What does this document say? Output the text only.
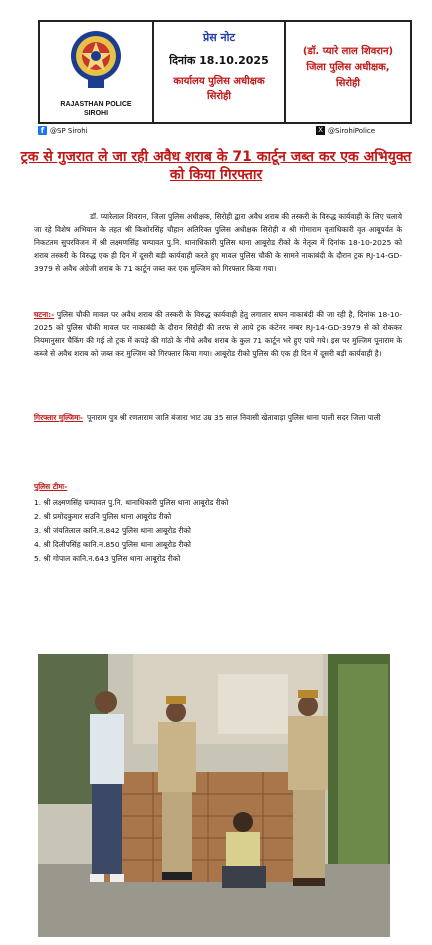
RAJASTHAN POLICE
SIROHI
प्रेस नोट
दिनांक 18.10.2025
कार्यालय पुलिस अधीक्षक सिरोही
(डॉ. प्यारे लाल शिवरान)
जिला पुलिस अधीक्षक,
सिरोही
f @SP Sirohi	X @SirohiPolice
ट्रक से गुजरात ले जा रही अवैध शराब के 71 कार्टून जब्त कर एक अभियुक्त को किया गिरफ्तार
डॉ. प्यारेलाल शिवरान, जिला पुलिस अधीक्षक, सिरोही द्वारा अवैध शराब की तस्करी के विरुद्ध कार्यवाही के लिए चलाये जा रहे विशेष अभियान के तहत श्री किशोरसिंह चौहान अतिरिक्त पुलिस अधीक्षक सिरोही व श्री गोमाराम वृताधिकारी वृत आबूपर्वत के निकटतम सुपरविजन में श्री लक्ष्मणसिंह चम्पावत पु.नि. थानाधिकारी पुलिस थाना आबूरोड रीको के नेतृत्व में दिनांक 18-10-2025 को शराब तस्करी के विरुद्ध एक ही दिन में दूसरी बड़ी कार्यवाही करते हुए मावल पुलिस चौकी के सामने नाकाबंदी के दौरान ट्रक RJ-14-GD-3979 से अवैध अंग्रेजी शराब के 71 कार्टून जब्त कर एक मुल्जिम को गिरफ्तार किया गया।
घटना:- पुलिस चौकी मावल पर अवैध शराब की तस्करी के विरुद्ध कार्यवाही हेतु लगातार सघन नाकाबंदी की जा रही है, दिनांक 18-10-2025 को पुलिस चौकी मावल पर नाकाबंदी के दौरान सिरोही की तरफ से आये ट्रक कंटेनर नम्बर RJ-14-GD-3979 से को रोककर नियमानुसार चैकिंग की गई तो ट्रक में कपड़े की गांठो के नीचे अवैध शराब के कुल 71 कार्टून भरे हुए पाये गये। इस पर मुल्जिम पूनाराम के कब्जे से अवैध शराब को जब्त कर मुल्जिम को गिरफ्तार किया गया। आबूरोड रीको पुलिस की एक ही दिन में दूसरी बड़ी कार्यवाही है।
गिरफ्तार मुल्जिमः- पूनाराम पुत्र श्री रणताराम जाति बंजारा भाट उम्र 35 साल निवासी खेतावाड़ा पुलिस थाना पाली सदर जिला पाली
पुलिस टीमः-
1. श्री लक्ष्मणसिंह चम्पावत पु.नि. थानाधिकारी पुलिस थाना आबूरोड रीको
2. श्री प्रमोदकुमार सउनि पुलिस थाना आबूरोड रीको
3. श्री जंयतिलाल कानि.न.842 पुलिस थाना आबूरोड रीको
4. श्री दिलीपसिंह कानि.न.850 पुलिस थाना आबूरोड रीको
5. श्री गोपाल कानि.न.643 पुलिस थाना आबूरोड रीको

^^^^^^^^^^^^^^^^

Given problem - Leave out the pictures and transcribe the entries above exactly.

Task response -
What does this document say? Output the text only.
RAJASTHAN POLICE
SIROHI
प्रेस नोट
दिनांक 18.10.2025
कार्यालय पुलिस अधीक्षक सिरोही
(डॉ. प्यारे लाल शिवरान)
जिला पुलिस अधीक्षक,
सिरोही
f @SP Sirohi	X @SirohiPolice
ट्रक से गुजरात ले जा रही अवैध शराब के 71 कार्टून जब्त कर एक अभियुक्त को किया गिरफ्तार
डॉ. प्यारेलाल शिवरान, जिला पुलिस अधीक्षक, सिरोही द्वारा अवैध शराब की तस्करी के विरुद्ध कार्यवाही के लिए चलाये जा रहे विशेष अभियान के तहत श्री किशोरसिंह चौहान अतिरिक्त पुलिस अधीक्षक सिरोही व श्री गोमाराम वृताधिकारी वृत आबूपर्वत के निकटतम सुपरविजन में श्री लक्ष्मणसिंह चम्पावत पु.नि. थानाधिकारी पुलिस थाना आबूरोड रीको के नेतृत्व में दिनांक 18-10-2025 को शराब तस्करी के विरुद्ध एक ही दिन में दूसरी बड़ी कार्यवाही करते हुए मावल पुलिस चौकी के सामने नाकाबंदी के दौरान ट्रक RJ-14-GD-3979 से अवैध अंग्रेजी शराब के 71 कार्टून जब्त कर एक मुल्जिम को गिरफ्तार किया गया।
घटना:- पुलिस चौकी मावल पर अवैध शराब की तस्करी के विरुद्ध कार्यवाही हेतु लगातार सघन नाकाबंदी की जा रही है, दिनांक 18-10-2025 को पुलिस चौकी मावल पर नाकाबंदी के दौरान सिरोही की तरफ से आये ट्रक कंटेनर नम्बर RJ-14-GD-3979 से को रोककर नियमानुसार चैकिंग की गई तो ट्रक में कपड़े की गांठो के नीचे अवैध शराब के कुल 71 कार्टून भरे हुए पाये गये। इस पर मुल्जिम पूनाराम के कब्जे से अवैध शराब को जब्त कर मुल्जिम को गिरफ्तार किया गया। आबूरोड रीको पुलिस की एक ही दिन में दूसरी बड़ी कार्यवाही है।
गिरफ्तार मुल्जिमः- पूनाराम पुत्र श्री रणताराम जाति बंजारा भाट उम्र 35 साल निवासी खेतावाड़ा पुलिस थाना पाली सदर जिला पाली
पुलिस टीमः-
1. श्री लक्ष्मणसिंह चम्पावत पु.नि. थानाधिकारी पुलिस थाना आबूरोड रीको
2. श्री प्रमोदकुमार सउनि पुलिस थाना आबूरोड रीको
3. श्री जंयतिलाल कानि.न.842 पुलिस थाना आबूरोड रीको
4. श्री दिलीपसिंह कानि.न.850 पुलिस थाना आबूरोड रीको
5. श्री गोपाल कानि.न.643 पुलिस थाना आबूरोड रीको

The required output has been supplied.